### YOUR GOAL
Give the number of lines containing the word "What", and nothing else.

[Stored data entries]
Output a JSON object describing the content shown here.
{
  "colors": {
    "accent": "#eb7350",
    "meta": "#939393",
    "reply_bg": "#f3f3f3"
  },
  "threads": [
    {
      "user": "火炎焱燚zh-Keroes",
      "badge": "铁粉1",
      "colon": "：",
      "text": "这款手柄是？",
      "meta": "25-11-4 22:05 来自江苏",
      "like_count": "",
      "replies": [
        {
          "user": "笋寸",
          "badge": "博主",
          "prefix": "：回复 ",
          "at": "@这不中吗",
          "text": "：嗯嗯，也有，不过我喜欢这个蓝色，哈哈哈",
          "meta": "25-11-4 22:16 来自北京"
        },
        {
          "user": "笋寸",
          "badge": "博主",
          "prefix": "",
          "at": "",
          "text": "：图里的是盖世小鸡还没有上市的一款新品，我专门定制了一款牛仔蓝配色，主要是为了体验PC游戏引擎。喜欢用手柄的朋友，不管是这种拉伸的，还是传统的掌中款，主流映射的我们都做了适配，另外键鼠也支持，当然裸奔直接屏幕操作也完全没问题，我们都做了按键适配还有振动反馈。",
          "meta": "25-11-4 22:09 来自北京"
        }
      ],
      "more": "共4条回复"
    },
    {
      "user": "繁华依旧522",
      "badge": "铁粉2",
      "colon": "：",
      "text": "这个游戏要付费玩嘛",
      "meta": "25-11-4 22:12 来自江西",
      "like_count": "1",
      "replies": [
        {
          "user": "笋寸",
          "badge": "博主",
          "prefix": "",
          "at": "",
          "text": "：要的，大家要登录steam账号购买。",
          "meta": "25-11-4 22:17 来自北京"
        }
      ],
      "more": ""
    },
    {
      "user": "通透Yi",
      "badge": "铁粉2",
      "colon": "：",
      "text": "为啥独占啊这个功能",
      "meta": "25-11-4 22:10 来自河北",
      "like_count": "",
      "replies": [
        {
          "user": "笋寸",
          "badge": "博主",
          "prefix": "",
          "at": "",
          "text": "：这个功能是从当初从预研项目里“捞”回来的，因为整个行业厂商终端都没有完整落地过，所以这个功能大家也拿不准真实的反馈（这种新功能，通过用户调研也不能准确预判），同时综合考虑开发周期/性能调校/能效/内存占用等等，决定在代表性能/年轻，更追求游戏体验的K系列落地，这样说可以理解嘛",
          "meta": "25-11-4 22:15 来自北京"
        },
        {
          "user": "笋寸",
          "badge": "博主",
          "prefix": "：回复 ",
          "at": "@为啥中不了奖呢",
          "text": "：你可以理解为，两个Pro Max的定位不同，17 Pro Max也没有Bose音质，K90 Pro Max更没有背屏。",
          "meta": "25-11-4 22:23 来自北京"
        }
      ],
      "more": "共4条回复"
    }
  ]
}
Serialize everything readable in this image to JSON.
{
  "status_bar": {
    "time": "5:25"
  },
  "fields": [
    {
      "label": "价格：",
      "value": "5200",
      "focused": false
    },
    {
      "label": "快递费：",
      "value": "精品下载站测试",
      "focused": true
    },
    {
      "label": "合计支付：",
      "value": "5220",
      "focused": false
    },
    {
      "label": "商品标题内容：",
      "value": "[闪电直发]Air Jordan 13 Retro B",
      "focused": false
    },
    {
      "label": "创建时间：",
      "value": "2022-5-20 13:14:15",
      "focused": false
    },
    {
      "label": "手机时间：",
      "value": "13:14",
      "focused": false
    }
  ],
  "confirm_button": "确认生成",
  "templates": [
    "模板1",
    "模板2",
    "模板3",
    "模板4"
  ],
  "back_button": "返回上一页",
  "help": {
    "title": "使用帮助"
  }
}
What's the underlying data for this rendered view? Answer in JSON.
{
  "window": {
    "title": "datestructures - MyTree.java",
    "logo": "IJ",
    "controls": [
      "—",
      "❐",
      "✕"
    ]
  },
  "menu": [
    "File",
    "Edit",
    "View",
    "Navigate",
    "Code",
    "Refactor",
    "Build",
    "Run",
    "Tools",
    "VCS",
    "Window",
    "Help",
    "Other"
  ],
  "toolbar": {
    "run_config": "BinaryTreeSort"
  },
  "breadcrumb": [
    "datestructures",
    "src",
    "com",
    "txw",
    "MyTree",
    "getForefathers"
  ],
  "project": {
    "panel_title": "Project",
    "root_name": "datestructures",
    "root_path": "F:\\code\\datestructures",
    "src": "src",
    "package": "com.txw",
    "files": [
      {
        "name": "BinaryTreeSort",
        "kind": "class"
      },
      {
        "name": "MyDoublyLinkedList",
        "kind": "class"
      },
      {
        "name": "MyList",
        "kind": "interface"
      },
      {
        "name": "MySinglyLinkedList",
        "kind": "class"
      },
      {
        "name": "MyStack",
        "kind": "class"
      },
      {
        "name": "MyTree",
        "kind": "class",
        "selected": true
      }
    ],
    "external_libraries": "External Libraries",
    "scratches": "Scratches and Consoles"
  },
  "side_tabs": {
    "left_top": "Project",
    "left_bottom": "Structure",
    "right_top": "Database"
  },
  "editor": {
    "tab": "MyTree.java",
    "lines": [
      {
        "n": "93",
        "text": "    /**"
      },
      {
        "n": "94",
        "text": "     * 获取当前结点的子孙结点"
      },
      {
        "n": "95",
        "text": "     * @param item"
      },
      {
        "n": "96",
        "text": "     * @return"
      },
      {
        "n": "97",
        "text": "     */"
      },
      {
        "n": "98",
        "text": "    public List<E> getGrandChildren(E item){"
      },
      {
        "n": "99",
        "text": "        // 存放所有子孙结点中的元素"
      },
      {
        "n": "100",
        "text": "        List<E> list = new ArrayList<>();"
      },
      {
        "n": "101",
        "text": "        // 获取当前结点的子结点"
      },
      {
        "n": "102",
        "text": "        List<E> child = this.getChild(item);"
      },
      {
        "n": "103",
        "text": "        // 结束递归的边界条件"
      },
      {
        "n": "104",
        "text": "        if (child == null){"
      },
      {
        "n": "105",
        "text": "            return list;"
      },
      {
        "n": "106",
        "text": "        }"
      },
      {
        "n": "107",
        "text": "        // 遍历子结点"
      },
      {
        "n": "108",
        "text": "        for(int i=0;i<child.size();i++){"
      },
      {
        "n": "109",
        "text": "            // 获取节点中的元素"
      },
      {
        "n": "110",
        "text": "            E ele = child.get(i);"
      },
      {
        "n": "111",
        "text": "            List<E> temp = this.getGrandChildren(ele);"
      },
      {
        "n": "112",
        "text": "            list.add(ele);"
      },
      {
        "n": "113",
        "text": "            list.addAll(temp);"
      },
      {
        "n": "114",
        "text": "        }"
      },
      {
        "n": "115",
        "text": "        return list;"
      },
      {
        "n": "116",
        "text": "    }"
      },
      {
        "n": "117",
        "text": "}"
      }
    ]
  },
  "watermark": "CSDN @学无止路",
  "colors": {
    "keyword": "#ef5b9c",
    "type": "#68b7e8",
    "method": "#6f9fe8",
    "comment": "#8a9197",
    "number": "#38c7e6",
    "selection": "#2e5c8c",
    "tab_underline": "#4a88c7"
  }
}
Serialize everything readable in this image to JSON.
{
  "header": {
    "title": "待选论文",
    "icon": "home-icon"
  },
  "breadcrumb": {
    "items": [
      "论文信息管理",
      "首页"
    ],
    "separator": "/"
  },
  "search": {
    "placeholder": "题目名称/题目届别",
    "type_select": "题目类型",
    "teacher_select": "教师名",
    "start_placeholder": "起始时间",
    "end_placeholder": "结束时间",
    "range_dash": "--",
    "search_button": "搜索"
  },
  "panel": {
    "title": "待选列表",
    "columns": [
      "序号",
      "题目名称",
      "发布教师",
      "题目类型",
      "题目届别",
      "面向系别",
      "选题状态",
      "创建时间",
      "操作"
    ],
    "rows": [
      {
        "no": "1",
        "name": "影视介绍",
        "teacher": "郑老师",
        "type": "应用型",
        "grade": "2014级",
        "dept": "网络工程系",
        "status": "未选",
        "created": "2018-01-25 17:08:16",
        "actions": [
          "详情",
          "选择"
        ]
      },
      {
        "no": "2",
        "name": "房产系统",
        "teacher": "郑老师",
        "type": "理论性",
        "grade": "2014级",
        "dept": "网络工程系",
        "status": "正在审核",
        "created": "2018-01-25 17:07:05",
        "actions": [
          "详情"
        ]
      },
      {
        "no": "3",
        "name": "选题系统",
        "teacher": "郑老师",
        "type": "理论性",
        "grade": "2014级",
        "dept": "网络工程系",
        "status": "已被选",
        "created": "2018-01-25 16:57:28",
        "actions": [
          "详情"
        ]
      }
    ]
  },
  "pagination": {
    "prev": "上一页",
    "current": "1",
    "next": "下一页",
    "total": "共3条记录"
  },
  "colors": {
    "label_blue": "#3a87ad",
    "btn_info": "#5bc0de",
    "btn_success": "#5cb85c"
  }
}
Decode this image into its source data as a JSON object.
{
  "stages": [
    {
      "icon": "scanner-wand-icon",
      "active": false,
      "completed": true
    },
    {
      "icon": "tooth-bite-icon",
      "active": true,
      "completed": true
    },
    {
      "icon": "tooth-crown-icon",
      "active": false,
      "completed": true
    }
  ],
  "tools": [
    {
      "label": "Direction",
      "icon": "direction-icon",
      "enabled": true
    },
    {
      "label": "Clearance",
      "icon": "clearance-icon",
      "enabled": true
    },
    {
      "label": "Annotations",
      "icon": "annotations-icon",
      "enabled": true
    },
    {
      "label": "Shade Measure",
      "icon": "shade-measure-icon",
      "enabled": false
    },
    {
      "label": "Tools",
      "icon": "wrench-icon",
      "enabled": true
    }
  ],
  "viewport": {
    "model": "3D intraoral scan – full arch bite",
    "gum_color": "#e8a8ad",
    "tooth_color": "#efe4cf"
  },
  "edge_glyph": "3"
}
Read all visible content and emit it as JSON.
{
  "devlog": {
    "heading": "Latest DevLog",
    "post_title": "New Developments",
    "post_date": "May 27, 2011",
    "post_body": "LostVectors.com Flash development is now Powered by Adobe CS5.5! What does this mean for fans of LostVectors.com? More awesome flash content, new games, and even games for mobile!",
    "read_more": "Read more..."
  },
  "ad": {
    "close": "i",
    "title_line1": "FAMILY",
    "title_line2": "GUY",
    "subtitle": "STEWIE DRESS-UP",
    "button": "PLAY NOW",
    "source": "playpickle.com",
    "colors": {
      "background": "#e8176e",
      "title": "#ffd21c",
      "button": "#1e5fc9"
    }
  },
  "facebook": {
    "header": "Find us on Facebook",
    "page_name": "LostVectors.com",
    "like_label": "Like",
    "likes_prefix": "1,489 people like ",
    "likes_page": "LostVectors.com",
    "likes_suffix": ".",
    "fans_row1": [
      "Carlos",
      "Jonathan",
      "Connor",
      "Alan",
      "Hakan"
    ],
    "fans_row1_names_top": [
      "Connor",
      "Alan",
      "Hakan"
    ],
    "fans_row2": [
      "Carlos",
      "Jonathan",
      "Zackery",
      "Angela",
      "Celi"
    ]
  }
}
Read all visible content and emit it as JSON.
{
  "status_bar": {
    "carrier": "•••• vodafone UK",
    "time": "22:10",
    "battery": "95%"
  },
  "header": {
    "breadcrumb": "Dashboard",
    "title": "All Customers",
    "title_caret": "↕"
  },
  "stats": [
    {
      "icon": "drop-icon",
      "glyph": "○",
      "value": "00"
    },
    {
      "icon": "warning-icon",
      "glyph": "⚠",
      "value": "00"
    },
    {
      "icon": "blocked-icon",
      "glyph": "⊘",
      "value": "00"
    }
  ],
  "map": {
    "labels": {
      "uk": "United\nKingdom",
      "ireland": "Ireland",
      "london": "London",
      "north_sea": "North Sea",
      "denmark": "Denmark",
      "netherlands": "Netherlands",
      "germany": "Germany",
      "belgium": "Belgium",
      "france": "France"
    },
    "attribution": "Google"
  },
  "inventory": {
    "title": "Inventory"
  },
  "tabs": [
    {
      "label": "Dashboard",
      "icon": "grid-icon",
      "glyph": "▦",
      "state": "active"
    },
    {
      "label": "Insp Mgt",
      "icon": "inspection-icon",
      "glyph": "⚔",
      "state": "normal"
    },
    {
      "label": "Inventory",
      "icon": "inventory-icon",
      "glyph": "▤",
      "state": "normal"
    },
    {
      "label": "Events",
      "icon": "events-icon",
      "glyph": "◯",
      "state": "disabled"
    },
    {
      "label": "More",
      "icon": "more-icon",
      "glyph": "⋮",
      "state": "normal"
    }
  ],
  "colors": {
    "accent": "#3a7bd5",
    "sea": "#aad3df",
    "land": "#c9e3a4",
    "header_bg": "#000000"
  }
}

### EXERCISE ANSWER
2